Data entries for graphics:
——————————
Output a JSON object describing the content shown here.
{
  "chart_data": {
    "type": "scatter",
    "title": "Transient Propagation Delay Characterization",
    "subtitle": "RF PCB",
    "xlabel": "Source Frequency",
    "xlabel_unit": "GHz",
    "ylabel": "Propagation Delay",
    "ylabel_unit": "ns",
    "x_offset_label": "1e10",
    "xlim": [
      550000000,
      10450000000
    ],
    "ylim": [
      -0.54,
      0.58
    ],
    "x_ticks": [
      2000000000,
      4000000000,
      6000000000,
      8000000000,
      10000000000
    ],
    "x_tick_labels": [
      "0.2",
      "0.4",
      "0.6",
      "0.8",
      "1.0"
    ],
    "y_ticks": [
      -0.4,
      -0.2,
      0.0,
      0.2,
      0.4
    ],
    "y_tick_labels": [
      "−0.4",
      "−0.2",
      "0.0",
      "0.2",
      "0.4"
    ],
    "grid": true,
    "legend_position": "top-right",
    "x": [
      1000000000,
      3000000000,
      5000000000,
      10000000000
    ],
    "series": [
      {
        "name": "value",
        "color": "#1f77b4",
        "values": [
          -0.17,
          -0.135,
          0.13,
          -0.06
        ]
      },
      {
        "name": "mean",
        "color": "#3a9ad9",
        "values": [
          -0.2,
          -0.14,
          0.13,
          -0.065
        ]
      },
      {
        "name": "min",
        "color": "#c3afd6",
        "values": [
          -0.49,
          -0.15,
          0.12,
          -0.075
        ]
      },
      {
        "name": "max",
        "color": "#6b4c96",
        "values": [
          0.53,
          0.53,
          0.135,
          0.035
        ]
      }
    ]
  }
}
——————————
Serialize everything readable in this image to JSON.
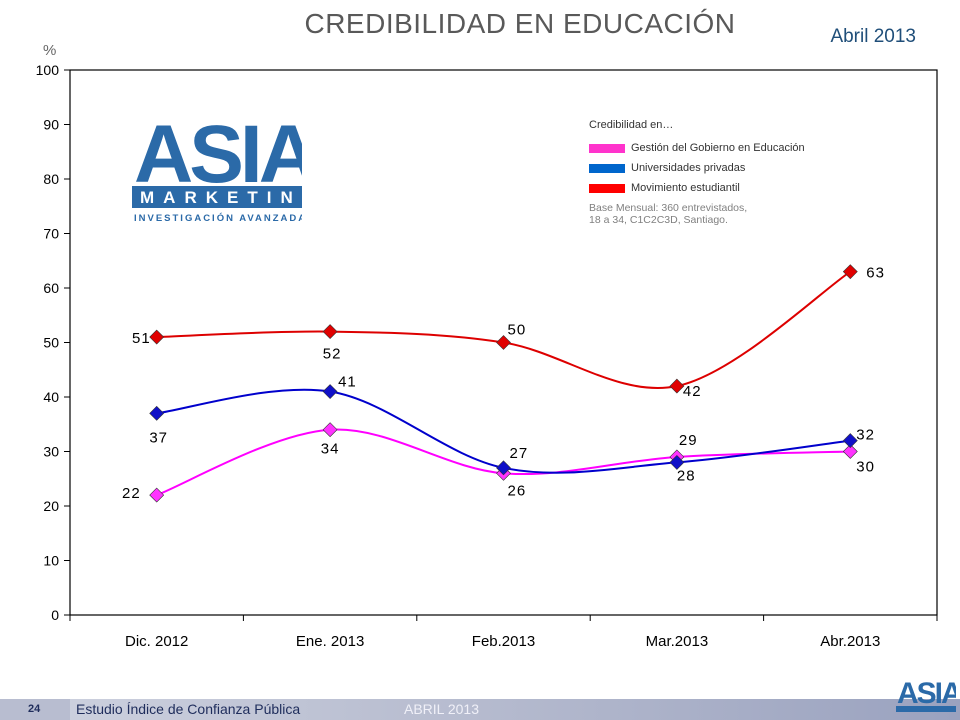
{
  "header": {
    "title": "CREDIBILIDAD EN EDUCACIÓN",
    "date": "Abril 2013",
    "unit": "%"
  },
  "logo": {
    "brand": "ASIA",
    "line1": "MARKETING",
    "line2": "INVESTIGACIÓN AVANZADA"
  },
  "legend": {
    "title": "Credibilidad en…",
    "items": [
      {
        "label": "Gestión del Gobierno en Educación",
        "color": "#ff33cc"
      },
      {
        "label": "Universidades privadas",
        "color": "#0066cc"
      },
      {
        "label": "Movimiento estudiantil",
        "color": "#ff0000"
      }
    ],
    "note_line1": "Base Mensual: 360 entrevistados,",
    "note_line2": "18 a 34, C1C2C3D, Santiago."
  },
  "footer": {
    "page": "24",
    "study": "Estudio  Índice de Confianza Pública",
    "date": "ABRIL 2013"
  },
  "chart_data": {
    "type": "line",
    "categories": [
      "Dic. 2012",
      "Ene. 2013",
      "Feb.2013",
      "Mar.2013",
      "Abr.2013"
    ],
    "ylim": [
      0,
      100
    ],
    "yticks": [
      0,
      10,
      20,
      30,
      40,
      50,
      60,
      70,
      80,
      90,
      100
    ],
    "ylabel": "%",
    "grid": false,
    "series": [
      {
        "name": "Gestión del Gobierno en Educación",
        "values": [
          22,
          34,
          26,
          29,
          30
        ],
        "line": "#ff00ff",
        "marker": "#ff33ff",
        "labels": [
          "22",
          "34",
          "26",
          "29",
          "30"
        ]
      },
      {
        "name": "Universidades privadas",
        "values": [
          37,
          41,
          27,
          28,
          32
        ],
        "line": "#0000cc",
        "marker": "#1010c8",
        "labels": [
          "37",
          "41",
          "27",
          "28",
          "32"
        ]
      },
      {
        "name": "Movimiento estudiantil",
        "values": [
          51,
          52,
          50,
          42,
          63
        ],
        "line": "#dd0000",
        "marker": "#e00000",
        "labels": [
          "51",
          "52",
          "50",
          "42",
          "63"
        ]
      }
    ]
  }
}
——————————
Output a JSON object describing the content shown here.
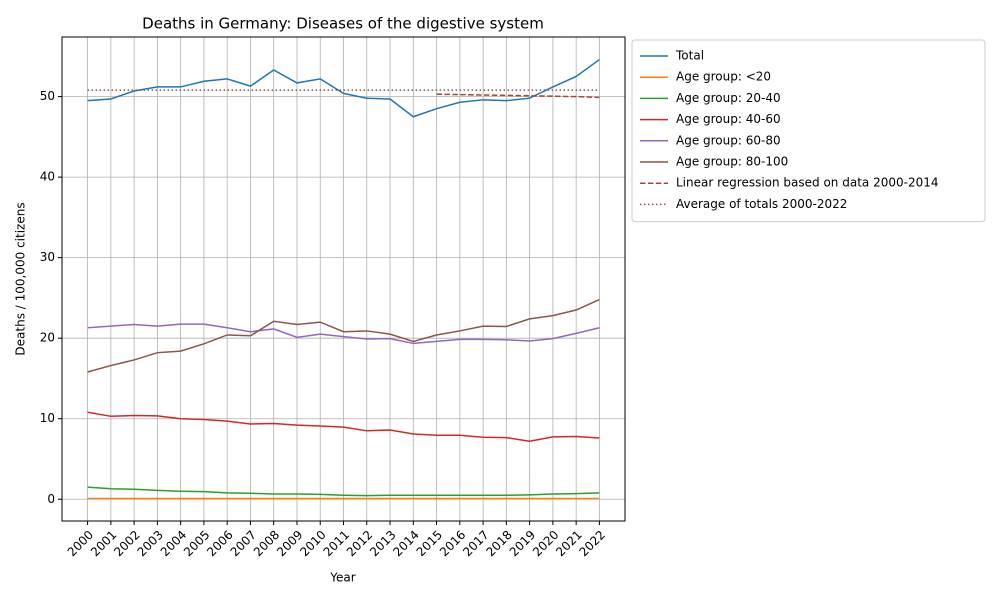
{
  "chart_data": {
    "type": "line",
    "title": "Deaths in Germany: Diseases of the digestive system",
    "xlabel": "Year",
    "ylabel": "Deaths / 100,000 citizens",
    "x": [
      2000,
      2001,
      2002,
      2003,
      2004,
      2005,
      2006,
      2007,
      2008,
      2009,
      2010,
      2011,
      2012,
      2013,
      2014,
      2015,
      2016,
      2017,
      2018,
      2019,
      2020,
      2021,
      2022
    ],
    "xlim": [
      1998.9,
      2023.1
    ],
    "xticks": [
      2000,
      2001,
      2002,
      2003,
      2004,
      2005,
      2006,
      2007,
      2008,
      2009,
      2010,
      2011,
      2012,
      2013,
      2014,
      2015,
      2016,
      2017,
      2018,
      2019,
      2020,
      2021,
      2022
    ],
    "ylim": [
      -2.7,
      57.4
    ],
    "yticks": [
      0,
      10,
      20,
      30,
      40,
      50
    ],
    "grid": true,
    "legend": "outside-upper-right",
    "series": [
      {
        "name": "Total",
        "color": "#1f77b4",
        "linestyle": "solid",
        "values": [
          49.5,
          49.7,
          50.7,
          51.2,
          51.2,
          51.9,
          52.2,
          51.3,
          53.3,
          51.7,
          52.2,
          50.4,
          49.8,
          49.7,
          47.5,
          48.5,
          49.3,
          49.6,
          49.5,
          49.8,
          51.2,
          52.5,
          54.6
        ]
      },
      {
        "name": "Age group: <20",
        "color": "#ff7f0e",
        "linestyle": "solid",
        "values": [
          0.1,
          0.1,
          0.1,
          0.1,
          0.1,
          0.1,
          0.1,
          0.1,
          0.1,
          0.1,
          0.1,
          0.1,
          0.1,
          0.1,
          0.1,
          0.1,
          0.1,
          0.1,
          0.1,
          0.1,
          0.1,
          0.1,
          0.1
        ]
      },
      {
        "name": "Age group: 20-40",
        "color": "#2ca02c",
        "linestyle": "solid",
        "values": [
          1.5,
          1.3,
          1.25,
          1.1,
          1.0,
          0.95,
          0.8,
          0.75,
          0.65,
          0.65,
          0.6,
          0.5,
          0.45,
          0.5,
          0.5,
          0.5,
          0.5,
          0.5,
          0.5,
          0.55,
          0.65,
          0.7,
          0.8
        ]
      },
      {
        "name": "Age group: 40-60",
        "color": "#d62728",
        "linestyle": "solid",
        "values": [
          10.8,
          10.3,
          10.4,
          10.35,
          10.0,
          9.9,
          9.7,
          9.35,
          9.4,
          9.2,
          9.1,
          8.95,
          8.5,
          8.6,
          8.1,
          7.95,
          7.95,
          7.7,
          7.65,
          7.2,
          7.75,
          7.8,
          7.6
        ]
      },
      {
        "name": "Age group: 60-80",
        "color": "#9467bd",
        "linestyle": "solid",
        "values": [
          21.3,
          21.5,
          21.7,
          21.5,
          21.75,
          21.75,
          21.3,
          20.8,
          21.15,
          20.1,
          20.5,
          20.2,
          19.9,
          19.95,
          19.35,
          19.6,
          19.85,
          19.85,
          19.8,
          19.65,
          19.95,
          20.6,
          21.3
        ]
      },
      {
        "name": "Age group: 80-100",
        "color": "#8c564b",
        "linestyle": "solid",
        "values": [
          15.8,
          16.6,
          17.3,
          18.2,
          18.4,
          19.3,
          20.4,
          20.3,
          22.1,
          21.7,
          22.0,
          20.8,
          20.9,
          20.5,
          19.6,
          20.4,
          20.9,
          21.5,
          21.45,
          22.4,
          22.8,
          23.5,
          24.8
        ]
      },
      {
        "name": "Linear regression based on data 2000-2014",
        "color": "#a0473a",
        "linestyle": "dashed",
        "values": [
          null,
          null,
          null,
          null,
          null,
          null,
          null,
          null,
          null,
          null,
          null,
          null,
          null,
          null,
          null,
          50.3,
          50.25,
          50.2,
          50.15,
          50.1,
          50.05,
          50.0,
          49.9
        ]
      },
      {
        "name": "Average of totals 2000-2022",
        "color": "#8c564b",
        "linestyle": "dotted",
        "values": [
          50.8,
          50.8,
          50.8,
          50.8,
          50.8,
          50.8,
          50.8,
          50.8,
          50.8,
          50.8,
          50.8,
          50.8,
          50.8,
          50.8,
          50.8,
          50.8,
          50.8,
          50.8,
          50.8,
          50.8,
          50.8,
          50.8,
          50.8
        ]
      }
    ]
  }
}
——————————
## [Stated task]
Reproduce each line of the entries in which the word "group" is found.

## [Response below]
        "name": "Age group: <20",
        "name": "Age group: 20-40",
        "name": "Age group: 40-60",
        "name": "Age group: 60-80",
        "name": "Age group: 80-100",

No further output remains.